--- Start of RECORDS TO PROCESS ---
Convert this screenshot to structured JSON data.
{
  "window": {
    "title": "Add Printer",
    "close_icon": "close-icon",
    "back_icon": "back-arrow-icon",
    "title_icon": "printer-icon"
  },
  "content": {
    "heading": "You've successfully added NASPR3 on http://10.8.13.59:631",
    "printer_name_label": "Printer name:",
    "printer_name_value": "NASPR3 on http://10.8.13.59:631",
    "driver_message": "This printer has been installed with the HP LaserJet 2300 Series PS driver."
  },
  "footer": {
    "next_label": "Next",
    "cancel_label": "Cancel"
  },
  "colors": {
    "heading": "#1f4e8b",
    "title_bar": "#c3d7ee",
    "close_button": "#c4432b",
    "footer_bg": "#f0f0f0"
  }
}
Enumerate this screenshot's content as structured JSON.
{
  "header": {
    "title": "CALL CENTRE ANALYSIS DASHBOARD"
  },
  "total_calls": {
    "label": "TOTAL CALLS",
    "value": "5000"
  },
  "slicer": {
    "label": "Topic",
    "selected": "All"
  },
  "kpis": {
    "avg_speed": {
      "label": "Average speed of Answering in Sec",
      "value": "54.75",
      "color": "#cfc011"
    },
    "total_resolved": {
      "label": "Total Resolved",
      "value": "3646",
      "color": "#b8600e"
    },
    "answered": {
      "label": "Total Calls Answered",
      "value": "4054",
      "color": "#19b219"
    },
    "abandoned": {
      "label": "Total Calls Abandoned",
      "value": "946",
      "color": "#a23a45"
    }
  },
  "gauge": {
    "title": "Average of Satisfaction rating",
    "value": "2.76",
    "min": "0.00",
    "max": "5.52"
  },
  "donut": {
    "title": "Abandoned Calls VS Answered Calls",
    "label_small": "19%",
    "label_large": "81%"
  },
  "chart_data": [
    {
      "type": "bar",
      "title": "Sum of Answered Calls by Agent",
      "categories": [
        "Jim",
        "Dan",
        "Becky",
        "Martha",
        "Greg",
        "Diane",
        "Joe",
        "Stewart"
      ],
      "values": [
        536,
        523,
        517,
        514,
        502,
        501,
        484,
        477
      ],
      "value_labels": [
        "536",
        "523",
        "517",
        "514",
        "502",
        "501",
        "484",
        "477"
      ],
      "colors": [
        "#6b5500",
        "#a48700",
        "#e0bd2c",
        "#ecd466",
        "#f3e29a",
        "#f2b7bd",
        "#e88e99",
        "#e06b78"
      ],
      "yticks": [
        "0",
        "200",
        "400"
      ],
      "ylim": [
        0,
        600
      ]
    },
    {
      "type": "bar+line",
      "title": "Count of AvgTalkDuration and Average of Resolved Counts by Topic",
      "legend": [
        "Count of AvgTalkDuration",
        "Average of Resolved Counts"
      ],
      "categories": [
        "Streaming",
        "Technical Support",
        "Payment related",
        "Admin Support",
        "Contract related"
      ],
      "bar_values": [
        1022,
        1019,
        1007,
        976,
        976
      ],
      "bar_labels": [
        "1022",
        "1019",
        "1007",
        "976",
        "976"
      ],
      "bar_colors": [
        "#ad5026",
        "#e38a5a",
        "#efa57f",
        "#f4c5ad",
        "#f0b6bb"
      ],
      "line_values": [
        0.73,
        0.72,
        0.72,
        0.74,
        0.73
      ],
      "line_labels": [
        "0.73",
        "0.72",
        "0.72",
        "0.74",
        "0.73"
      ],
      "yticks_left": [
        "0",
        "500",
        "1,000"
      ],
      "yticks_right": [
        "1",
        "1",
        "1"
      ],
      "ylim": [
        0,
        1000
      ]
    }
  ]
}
--- End of RECORDS TO PROCESS ---
● PROBLEM REQUIREMENTS
Reproduce all the data word for word.

● RESULT
Convert this screenshot to structured JSON data.
{
  "window": {
    "title": "Add Printer",
    "close_icon": "close-icon",
    "back_icon": "back-arrow-icon",
    "title_icon": "printer-icon"
  },
  "content": {
    "heading": "You've successfully added NASPR3 on http://10.8.13.59:631",
    "printer_name_label": "Printer name:",
    "printer_name_value": "NASPR3 on http://10.8.13.59:631",
    "driver_message": "This printer has been installed with the HP LaserJet 2300 Series PS driver."
  },
  "footer": {
    "next_label": "Next",
    "cancel_label": "Cancel"
  },
  "colors": {
    "heading": "#1f4e8b",
    "title_bar": "#c3d7ee",
    "close_button": "#c4432b",
    "footer_bg": "#f0f0f0"
  }
}
Enumerate this screenshot's content as structured JSON.
{
  "header": {
    "title": "CALL CENTRE ANALYSIS DASHBOARD"
  },
  "total_calls": {
    "label": "TOTAL CALLS",
    "value": "5000"
  },
  "slicer": {
    "label": "Topic",
    "selected": "All"
  },
  "kpis": {
    "avg_speed": {
      "label": "Average speed of Answering in Sec",
      "value": "54.75",
      "color": "#cfc011"
    },
    "total_resolved": {
      "label": "Total Resolved",
      "value": "3646",
      "color": "#b8600e"
    },
    "answered": {
      "label": "Total Calls Answered",
      "value": "4054",
      "color": "#19b219"
    },
    "abandoned": {
      "label": "Total Calls Abandoned",
      "value": "946",
      "color": "#a23a45"
    }
  },
  "gauge": {
    "title": "Average of Satisfaction rating",
    "value": "2.76",
    "min": "0.00",
    "max": "5.52"
  },
  "donut": {
    "title": "Abandoned Calls VS Answered Calls",
    "label_small": "19%",
    "label_large": "81%"
  },
  "chart_data": [
    {
      "type": "bar",
      "title": "Sum of Answered Calls by Agent",
      "categories": [
        "Jim",
        "Dan",
        "Becky",
        "Martha",
        "Greg",
        "Diane",
        "Joe",
        "Stewart"
      ],
      "values": [
        536,
        523,
        517,
        514,
        502,
        501,
        484,
        477
      ],
      "value_labels": [
        "536",
        "523",
        "517",
        "514",
        "502",
        "501",
        "484",
        "477"
      ],
      "colors": [
        "#6b5500",
        "#a48700",
        "#e0bd2c",
        "#ecd466",
        "#f3e29a",
        "#f2b7bd",
        "#e88e99",
        "#e06b78"
      ],
      "yticks": [
        "0",
        "200",
        "400"
      ],
      "ylim": [
        0,
        600
      ]
    },
    {
      "type": "bar+line",
      "title": "Count of AvgTalkDuration and Average of Resolved Counts by Topic",
      "legend": [
        "Count of AvgTalkDuration",
        "Average of Resolved Counts"
      ],
      "categories": [
        "Streaming",
        "Technical Support",
        "Payment related",
        "Admin Support",
        "Contract related"
      ],
      "bar_values": [
        1022,
        1019,
        1007,
        976,
        976
      ],
      "bar_labels": [
        "1022",
        "1019",
        "1007",
        "976",
        "976"
      ],
      "bar_colors": [
        "#ad5026",
        "#e38a5a",
        "#efa57f",
        "#f4c5ad",
        "#f0b6bb"
      ],
      "line_values": [
        0.73,
        0.72,
        0.72,
        0.74,
        0.73
      ],
      "line_labels": [
        "0.73",
        "0.72",
        "0.72",
        "0.74",
        "0.73"
      ],
      "yticks_left": [
        "0",
        "500",
        "1,000"
      ],
      "yticks_right": [
        "1",
        "1",
        "1"
      ],
      "ylim": [
        0,
        1000
      ]
    }
  ]
}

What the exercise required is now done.